Aim. Every entry below must be repeated exactly; skip the pictures.

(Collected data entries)
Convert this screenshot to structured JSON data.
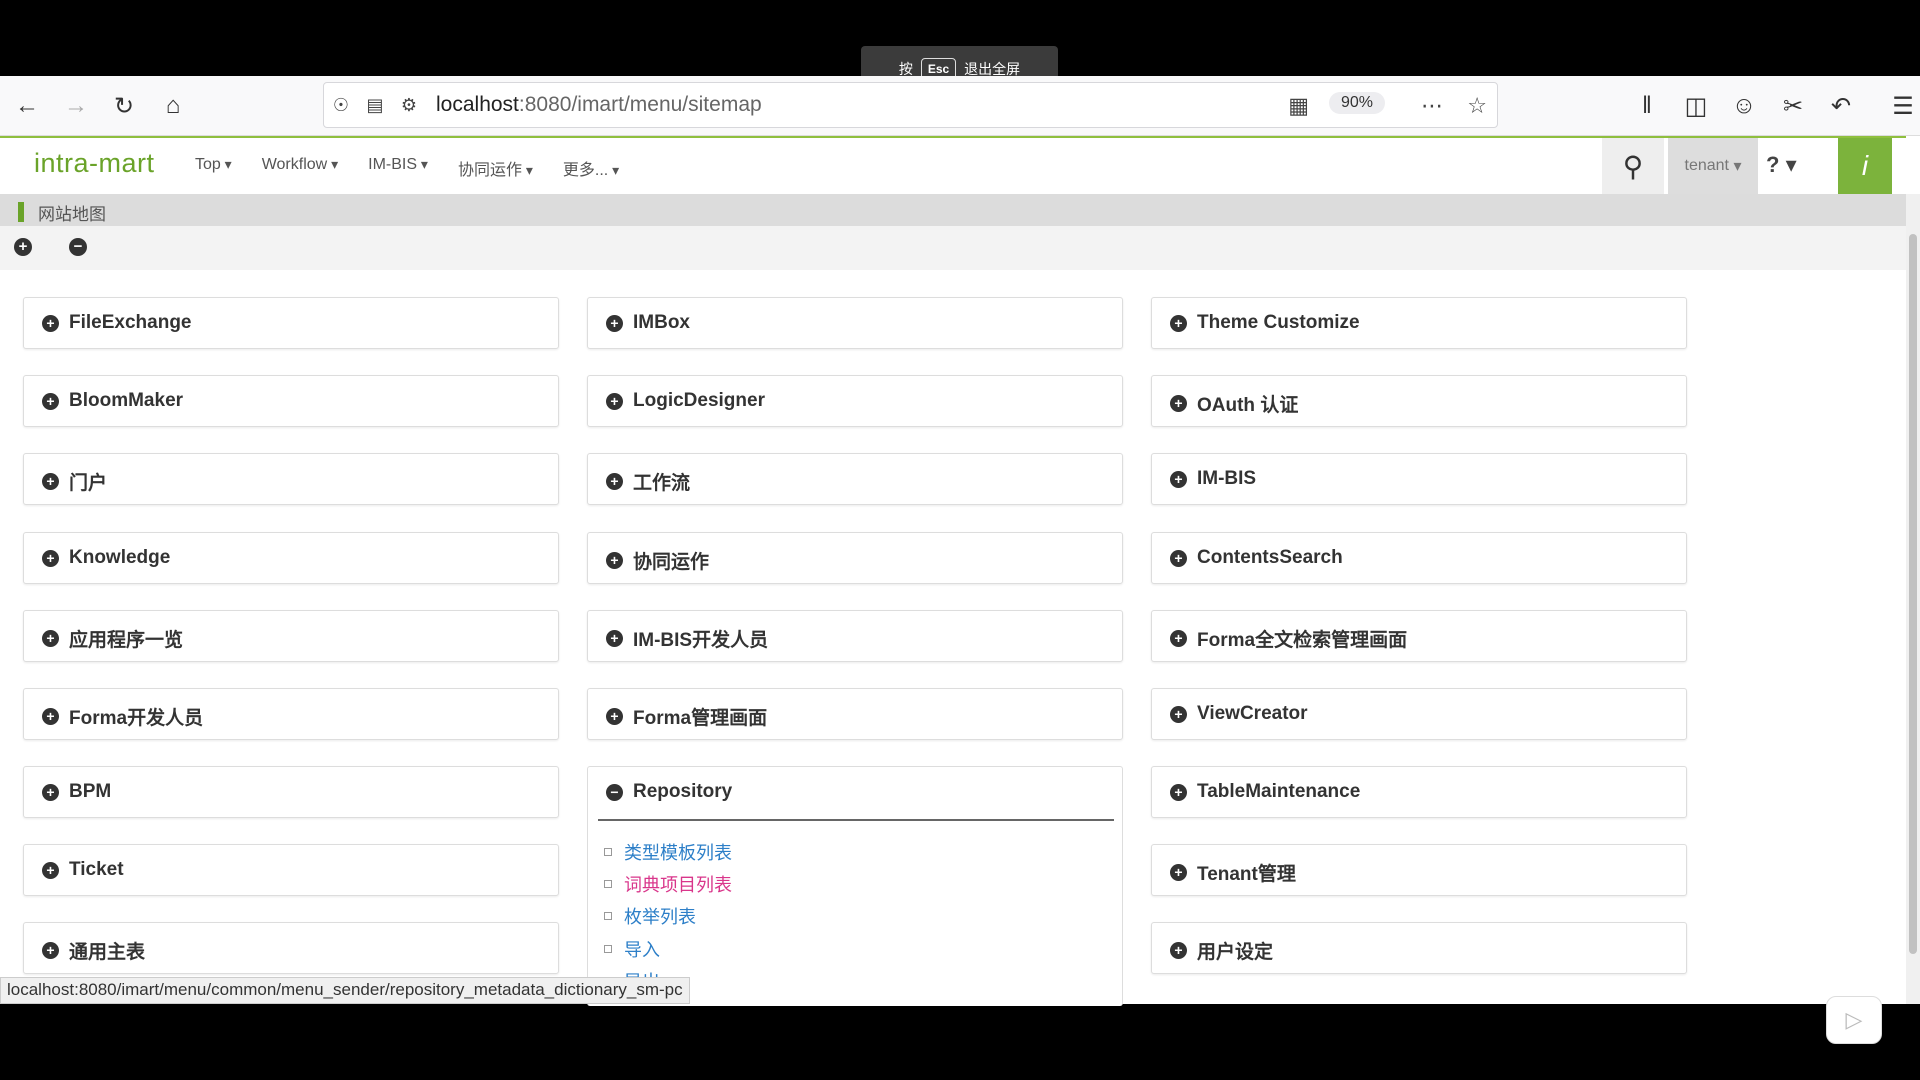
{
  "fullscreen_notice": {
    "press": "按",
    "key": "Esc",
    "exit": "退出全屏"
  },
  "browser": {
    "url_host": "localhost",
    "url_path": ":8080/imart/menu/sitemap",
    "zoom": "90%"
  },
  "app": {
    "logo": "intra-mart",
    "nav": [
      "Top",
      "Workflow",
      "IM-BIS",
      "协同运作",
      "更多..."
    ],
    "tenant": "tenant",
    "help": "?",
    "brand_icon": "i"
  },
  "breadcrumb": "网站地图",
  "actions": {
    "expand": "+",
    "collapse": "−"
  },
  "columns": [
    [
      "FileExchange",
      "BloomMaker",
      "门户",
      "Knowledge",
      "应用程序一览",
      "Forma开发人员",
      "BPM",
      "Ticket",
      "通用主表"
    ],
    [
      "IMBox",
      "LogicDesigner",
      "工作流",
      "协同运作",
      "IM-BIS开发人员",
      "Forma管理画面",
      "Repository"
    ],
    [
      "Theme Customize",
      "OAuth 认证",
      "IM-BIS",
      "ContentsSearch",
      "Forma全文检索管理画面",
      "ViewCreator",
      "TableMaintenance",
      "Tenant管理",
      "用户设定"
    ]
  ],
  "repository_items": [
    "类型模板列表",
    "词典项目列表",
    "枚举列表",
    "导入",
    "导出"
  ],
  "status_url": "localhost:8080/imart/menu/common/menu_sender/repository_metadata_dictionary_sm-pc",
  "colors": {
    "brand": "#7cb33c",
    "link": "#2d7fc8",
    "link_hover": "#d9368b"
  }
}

Response for this exercise.
Convert this screenshot to structured JSON data.
{
  "fullscreen_notice": {
    "press": "按",
    "key": "Esc",
    "exit": "退出全屏"
  },
  "browser": {
    "url_host": "localhost",
    "url_path": ":8080/imart/menu/sitemap",
    "zoom": "90%"
  },
  "app": {
    "logo": "intra-mart",
    "nav": [
      "Top",
      "Workflow",
      "IM-BIS",
      "协同运作",
      "更多..."
    ],
    "tenant": "tenant",
    "help": "?",
    "brand_icon": "i"
  },
  "breadcrumb": "网站地图",
  "actions": {
    "expand": "+",
    "collapse": "−"
  },
  "columns": [
    [
      "FileExchange",
      "BloomMaker",
      "门户",
      "Knowledge",
      "应用程序一览",
      "Forma开发人员",
      "BPM",
      "Ticket",
      "通用主表"
    ],
    [
      "IMBox",
      "LogicDesigner",
      "工作流",
      "协同运作",
      "IM-BIS开发人员",
      "Forma管理画面",
      "Repository"
    ],
    [
      "Theme Customize",
      "OAuth 认证",
      "IM-BIS",
      "ContentsSearch",
      "Forma全文检索管理画面",
      "ViewCreator",
      "TableMaintenance",
      "Tenant管理",
      "用户设定"
    ]
  ],
  "repository_items": [
    "类型模板列表",
    "词典项目列表",
    "枚举列表",
    "导入",
    "导出"
  ],
  "status_url": "localhost:8080/imart/menu/common/menu_sender/repository_metadata_dictionary_sm-pc",
  "colors": {
    "brand": "#7cb33c",
    "link": "#2d7fc8",
    "link_hover": "#d9368b"
  }
}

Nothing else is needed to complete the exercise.